Written task —
Set each record down exactly, excluding all images.

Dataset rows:
_ _ _ _

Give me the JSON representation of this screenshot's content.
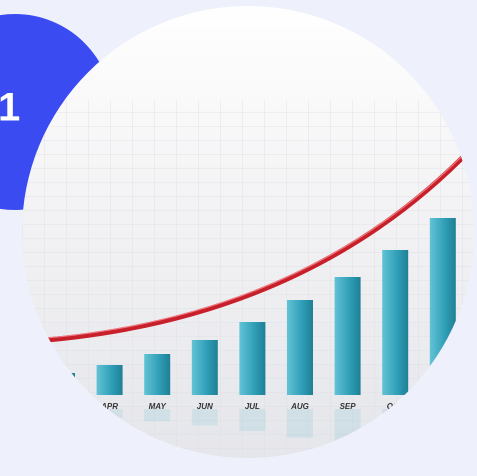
{
  "badge": "1",
  "chart_data": {
    "type": "bar",
    "categories": [
      null,
      "APR",
      "MAY",
      "JUN",
      "JUL",
      "AUG",
      "SEP",
      "OCT",
      null
    ],
    "values": [
      22,
      30,
      41,
      55,
      73,
      95,
      118,
      145,
      177
    ],
    "color": "#33a7be"
  }
}
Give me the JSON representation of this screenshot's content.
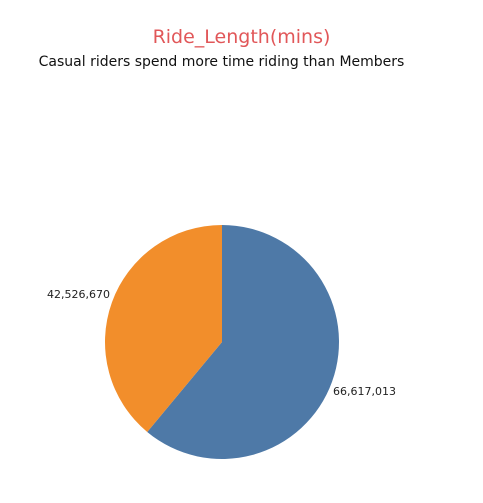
{
  "chart_data": {
    "type": "pie",
    "title": "Ride_Length(mins)",
    "subtitle": "Casual riders spend more time riding than Members",
    "slices": [
      {
        "value": 66617013,
        "label": "66,617,013",
        "color": "#4e79a7"
      },
      {
        "value": 42526670,
        "label": "42,526,670",
        "color": "#f28e2b"
      }
    ],
    "start": "top",
    "direction": "clockwise",
    "title_color": "#e15759"
  }
}
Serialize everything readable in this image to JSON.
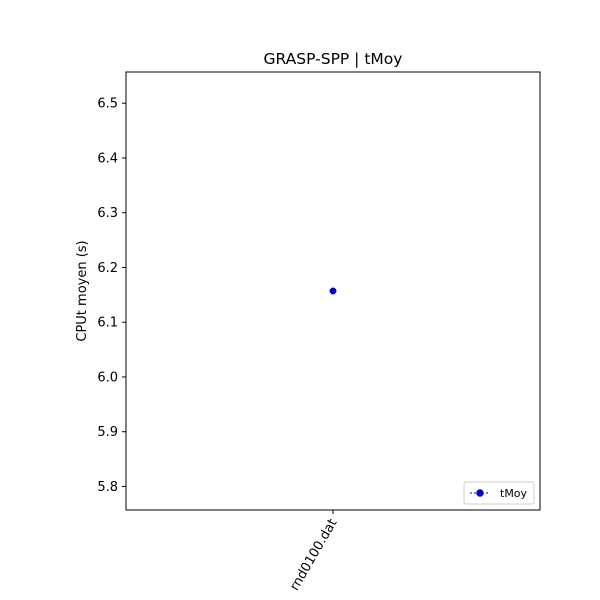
{
  "chart_data": {
    "type": "line",
    "title": "GRASP-SPP | tMoy",
    "xlabel": "",
    "ylabel": "CPUt moyen (s)",
    "categories": [
      "rnd0100.dat"
    ],
    "series": [
      {
        "name": "tMoy",
        "values": [
          6.157
        ]
      }
    ],
    "ylim": [
      5.757,
      6.557
    ],
    "yticks": [
      "5.8",
      "5.9",
      "6.0",
      "6.1",
      "6.2",
      "6.3",
      "6.4",
      "6.5"
    ],
    "ytick_values": [
      5.8,
      5.9,
      6.0,
      6.1,
      6.2,
      6.3,
      6.4,
      6.5
    ],
    "grid": false,
    "legend_position": "lower-right",
    "colors": {
      "series": "#0000cd",
      "axes": "#000000",
      "legend_border": "#cccccc"
    },
    "marker": "circle",
    "line_style": "dashed"
  }
}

_ _ _ _

Completed exercise —
Give me the JSON representation of this screenshot's content.
{
  "badge": "1",
  "chart_data": {
    "type": "bar",
    "categories": [
      null,
      "APR",
      "MAY",
      "JUN",
      "JUL",
      "AUG",
      "SEP",
      "OCT",
      null
    ],
    "values": [
      22,
      30,
      41,
      55,
      73,
      95,
      118,
      145,
      177
    ],
    "color": "#33a7be"
  }
}
Give me the JSON representation of this screenshot's content.
{
  "chart_data": {
    "type": "pie",
    "title": "Ride_Length(mins)",
    "subtitle": "Casual riders spend more time riding than Members",
    "slices": [
      {
        "value": 66617013,
        "label": "66,617,013",
        "color": "#4e79a7"
      },
      {
        "value": 42526670,
        "label": "42,526,670",
        "color": "#f28e2b"
      }
    ],
    "start": "top",
    "direction": "clockwise",
    "title_color": "#e15759"
  }
}
Serialize everything readable in this image to JSON.
{
  "chart_data": {
    "type": "line",
    "title": "GRASP-SPP | tMoy",
    "xlabel": "",
    "ylabel": "CPUt moyen (s)",
    "categories": [
      "rnd0100.dat"
    ],
    "series": [
      {
        "name": "tMoy",
        "values": [
          6.157
        ]
      }
    ],
    "ylim": [
      5.757,
      6.557
    ],
    "yticks": [
      "5.8",
      "5.9",
      "6.0",
      "6.1",
      "6.2",
      "6.3",
      "6.4",
      "6.5"
    ],
    "ytick_values": [
      5.8,
      5.9,
      6.0,
      6.1,
      6.2,
      6.3,
      6.4,
      6.5
    ],
    "grid": false,
    "legend_position": "lower-right",
    "colors": {
      "series": "#0000cd",
      "axes": "#000000",
      "legend_border": "#cccccc"
    },
    "marker": "circle",
    "line_style": "dashed"
  }
}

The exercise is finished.